PASSAGE>
Letters from our readers
Emergency coverage crisis
The June 2005 issue of the Bulletin contained a reference to the State of Hawaii/Queen’s Medical Center conference (“From the States—In Brief”) regarding the overloaded trauma system there. It included a statement that because physicians on the outer islands are refusing to take emergency room (ER) trauma call, many cases are flown to Oahu for care at the Queen’s Medical Center. The situation is much more complicated than the simple treatment it received in the article.
In many of the outer-island hospitals in Hawaii, there are simply too few orthopaedic surgeons (one or two in some locations) to provide 24/7/365 ER coverage. We have not “refused” to take call; we have individually decided that our time is not unlimited, and that, while we feel an obligation to assist the hospitals and the communities with their responsibility to provide this care under EMTALA [Emergency Medical Treatment and Active Labor Act], we cannot go on providing uncompensated coverage because we need to save our financially threatened, often solo-office, practices and family lives.
The situation may require a significant financial contribution from the communities and hospital systems to balance the burden and satisfy the EMTALA requirement (money for call). Otherwise, those patients who are unfortunate enough to have a severe injury on an “uncovered day” will need to be transported to where more available facilities exist. On Oahu, there is a residency program that provides doctors to admit patients at night or on weekends when needed. And on-call physicians are compensated with a modest stipend (on the order of $1,000 per night) to be on duty.
The state legislature balked at the opportunity to lend financial support to the Queen’s Medical Center in the last legislative session. A consequence of the unfunded EMTALA mandate is that hospitals on the outer islands are facing an increasingly difficult time transferring cases to Queen’s, where traumatology-type care is available, because physicians there are at times refusing or delaying the transfer with threatening overtones of invoking or promoting EMTALA violation investigations of orthopaedists who are not officially on call on the outer-island hospitals.
With a significant financial contribution to make taking an ER call not such a practice money-loser (because of lost office revenue, lost sleep and elective cases canceled to care for patients coming into the ER), the market approach should be able to solve the problem very effectively. Until this happens, the residents and visitors to the outer islands will face an increasingly difficult time receiving care. As the level of compensation for orthopaedic services in our quasi-monopolistic insurance market declines (90 percent of the health insurance market is cornered by the Kaiser system and the Blue Cross carrier [HMSA]), the incentives for young orthopedists to move here continue to decline. The high cost of living and the difficulty in making enough to cover the costs of doing business will continue to escalate.

SUPPLIED MATERIAL>

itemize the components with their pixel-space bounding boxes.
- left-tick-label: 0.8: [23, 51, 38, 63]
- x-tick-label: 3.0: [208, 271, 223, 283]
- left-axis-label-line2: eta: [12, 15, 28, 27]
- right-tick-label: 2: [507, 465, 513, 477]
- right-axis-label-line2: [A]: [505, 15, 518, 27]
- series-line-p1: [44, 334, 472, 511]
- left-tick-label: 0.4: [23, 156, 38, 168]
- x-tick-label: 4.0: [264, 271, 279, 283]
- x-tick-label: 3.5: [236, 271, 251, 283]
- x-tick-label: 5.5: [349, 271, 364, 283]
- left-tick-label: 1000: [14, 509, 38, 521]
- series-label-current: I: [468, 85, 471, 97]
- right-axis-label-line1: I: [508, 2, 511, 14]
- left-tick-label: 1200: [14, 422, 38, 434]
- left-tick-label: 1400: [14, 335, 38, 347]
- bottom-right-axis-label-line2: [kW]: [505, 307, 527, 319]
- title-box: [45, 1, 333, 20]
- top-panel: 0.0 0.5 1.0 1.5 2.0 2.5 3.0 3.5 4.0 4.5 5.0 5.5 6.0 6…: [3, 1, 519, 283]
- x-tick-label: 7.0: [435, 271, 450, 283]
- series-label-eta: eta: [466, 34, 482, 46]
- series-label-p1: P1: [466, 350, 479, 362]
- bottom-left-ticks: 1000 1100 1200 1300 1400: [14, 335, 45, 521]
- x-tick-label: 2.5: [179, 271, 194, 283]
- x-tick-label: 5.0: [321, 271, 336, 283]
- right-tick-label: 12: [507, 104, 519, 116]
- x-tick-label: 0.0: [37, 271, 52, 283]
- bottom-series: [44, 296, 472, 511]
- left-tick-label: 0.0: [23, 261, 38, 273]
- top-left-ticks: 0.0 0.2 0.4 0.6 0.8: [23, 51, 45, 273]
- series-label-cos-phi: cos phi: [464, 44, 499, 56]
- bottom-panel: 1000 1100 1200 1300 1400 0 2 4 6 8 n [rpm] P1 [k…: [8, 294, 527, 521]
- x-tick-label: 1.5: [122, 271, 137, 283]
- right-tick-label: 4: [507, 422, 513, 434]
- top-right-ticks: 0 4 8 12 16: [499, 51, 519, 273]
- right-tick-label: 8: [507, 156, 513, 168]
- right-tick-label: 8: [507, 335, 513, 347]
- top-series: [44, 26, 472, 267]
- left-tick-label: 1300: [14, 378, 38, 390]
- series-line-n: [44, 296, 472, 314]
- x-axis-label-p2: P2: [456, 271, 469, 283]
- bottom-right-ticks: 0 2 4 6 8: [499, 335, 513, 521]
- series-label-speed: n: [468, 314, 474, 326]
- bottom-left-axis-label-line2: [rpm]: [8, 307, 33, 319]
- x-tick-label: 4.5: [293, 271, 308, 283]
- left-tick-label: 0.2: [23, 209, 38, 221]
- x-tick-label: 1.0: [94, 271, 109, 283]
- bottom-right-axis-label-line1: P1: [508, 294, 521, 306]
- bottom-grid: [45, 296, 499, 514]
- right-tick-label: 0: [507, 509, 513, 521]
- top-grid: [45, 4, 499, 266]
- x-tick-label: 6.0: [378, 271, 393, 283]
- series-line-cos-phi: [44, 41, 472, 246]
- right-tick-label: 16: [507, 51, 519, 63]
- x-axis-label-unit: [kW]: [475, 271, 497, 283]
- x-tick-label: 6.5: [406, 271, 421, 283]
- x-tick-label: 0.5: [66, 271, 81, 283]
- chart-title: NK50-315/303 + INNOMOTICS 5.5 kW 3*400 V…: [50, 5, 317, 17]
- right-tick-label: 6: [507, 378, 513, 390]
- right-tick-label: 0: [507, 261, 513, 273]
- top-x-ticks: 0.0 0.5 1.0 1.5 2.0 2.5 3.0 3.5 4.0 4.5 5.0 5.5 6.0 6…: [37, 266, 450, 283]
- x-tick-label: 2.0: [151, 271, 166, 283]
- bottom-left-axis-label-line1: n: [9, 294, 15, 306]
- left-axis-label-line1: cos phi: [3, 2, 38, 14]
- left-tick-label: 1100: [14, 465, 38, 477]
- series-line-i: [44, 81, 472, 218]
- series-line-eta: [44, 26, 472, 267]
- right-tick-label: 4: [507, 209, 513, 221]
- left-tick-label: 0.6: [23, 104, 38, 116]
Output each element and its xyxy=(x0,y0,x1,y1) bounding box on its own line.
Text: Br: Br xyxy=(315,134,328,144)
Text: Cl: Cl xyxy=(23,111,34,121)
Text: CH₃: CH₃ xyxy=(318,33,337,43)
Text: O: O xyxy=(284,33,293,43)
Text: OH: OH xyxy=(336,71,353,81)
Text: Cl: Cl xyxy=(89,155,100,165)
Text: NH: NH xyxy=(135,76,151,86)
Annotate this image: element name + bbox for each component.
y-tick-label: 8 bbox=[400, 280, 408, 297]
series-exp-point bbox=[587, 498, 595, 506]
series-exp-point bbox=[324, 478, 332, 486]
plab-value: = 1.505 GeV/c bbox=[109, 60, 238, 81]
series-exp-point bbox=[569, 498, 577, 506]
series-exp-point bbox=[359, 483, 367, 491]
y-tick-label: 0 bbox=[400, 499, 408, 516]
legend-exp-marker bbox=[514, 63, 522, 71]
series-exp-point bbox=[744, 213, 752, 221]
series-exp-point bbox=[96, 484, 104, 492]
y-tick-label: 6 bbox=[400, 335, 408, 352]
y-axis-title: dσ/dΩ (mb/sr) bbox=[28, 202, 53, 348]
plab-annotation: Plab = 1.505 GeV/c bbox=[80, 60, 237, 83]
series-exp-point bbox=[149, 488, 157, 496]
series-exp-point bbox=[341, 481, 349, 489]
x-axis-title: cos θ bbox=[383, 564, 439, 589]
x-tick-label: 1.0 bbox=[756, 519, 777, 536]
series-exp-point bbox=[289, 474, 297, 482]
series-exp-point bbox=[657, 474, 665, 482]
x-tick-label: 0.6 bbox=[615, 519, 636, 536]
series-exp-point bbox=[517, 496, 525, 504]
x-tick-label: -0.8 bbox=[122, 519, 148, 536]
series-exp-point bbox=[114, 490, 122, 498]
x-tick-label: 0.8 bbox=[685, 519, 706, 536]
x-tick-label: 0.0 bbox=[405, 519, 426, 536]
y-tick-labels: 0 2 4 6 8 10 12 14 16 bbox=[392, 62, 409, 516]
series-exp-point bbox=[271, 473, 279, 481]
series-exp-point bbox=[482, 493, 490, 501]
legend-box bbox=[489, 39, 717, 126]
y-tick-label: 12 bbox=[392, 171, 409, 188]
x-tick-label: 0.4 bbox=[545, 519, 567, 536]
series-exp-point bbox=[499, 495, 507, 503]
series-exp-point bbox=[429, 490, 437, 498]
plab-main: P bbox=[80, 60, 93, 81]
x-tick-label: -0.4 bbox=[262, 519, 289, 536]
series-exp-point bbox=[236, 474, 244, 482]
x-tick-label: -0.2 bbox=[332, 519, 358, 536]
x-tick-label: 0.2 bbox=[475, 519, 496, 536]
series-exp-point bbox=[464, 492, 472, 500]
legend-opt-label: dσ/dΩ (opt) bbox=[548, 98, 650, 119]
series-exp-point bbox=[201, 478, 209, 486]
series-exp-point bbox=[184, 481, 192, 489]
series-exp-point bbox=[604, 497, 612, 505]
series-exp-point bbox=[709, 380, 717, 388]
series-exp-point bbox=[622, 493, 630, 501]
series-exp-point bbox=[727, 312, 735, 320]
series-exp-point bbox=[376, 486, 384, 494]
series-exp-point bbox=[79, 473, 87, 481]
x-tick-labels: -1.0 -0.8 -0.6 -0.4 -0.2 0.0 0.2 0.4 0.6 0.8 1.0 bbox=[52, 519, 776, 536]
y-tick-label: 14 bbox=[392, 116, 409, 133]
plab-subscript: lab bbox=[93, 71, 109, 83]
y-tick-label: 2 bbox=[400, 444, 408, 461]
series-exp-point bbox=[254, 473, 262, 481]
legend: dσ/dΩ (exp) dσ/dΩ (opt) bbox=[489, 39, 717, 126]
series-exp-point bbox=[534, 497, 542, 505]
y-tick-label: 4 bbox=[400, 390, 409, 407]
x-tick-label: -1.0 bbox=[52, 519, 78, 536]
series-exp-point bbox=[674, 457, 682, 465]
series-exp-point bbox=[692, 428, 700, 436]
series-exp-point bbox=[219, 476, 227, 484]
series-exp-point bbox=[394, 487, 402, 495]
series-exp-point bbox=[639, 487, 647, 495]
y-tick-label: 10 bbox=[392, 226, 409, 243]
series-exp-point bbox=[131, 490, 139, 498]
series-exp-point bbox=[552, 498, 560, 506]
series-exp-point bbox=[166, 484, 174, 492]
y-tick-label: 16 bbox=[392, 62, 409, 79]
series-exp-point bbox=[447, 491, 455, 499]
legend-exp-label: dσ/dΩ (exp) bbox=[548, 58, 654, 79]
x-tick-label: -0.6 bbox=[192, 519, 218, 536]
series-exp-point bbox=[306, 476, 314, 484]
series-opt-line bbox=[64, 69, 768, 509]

WHAT YOU WILL DO> Reproduce the letter on emergency coverage above verbatim, from "With a significant" to "continue to escalate.".

COMPLETED TASK>
With a significant financial contribution to make taking an ER call not such a practice money-loser (because of lost office revenue, lost sleep and elective cases canceled to care for patients coming into the ER), the market approach should be able to solve the problem very effectively. Until this happens, the residents and visitors to the outer islands will face an increasingly difficult time receiving care. As the level of compensation for orthopaedic services in our quasi-monopolistic insurance market declines (90 percent of the health insurance market is cornered by the Kaiser system and the Blue Cross carrier [HMSA]), the incentives for young orthopedists to move here continue to decline. The high cost of living and the difficulty in making enough to cover the costs of doing business will continue to escalate.